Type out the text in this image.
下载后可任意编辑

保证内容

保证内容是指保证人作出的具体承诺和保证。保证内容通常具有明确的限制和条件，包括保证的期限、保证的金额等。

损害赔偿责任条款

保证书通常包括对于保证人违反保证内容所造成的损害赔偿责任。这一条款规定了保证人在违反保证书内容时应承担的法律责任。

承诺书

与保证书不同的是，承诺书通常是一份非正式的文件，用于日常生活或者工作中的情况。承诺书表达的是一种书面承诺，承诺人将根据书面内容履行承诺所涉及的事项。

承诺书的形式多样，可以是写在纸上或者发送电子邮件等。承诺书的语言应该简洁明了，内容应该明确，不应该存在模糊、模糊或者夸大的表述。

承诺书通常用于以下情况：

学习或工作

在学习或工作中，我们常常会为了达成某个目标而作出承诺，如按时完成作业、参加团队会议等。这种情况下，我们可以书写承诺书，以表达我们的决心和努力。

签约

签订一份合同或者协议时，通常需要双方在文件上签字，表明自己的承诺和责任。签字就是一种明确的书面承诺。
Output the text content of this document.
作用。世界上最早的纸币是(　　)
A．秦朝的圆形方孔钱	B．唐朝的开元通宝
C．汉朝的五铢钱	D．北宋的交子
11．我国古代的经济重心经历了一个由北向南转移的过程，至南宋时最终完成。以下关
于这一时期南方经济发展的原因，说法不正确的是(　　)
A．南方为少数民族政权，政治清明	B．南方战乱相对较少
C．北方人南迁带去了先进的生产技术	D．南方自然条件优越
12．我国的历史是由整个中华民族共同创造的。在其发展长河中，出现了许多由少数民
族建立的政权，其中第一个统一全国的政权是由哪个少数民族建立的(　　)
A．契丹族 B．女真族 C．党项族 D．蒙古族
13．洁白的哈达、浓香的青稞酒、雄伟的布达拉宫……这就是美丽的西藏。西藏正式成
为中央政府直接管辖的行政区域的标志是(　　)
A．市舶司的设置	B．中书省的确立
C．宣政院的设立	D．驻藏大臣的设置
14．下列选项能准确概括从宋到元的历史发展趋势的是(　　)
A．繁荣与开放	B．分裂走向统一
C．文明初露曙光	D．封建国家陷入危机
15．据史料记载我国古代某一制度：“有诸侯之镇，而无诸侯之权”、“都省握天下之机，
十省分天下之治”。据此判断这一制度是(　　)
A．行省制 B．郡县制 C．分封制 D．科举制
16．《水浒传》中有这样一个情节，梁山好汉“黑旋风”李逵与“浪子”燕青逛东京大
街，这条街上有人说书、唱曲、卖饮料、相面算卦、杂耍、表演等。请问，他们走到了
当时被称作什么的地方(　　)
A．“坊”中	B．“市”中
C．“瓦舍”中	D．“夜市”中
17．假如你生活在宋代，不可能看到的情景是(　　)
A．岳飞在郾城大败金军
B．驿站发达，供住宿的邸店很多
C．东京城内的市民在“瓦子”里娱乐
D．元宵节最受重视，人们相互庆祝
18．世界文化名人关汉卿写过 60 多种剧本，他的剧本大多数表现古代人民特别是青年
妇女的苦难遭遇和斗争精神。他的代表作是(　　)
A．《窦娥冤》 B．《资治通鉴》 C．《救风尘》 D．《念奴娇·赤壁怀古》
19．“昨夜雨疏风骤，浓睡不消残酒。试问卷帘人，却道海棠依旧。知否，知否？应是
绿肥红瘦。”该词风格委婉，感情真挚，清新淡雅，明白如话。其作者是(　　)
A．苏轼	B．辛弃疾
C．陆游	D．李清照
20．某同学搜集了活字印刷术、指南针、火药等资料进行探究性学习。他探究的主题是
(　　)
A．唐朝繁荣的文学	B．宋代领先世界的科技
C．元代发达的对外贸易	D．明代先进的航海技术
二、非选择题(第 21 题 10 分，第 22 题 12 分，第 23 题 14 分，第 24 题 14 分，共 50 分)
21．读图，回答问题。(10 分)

Task: Locate the word "this" in the records and collect each line it appears in.

Reply:
Type out the text in this image.
Output the text content of this document.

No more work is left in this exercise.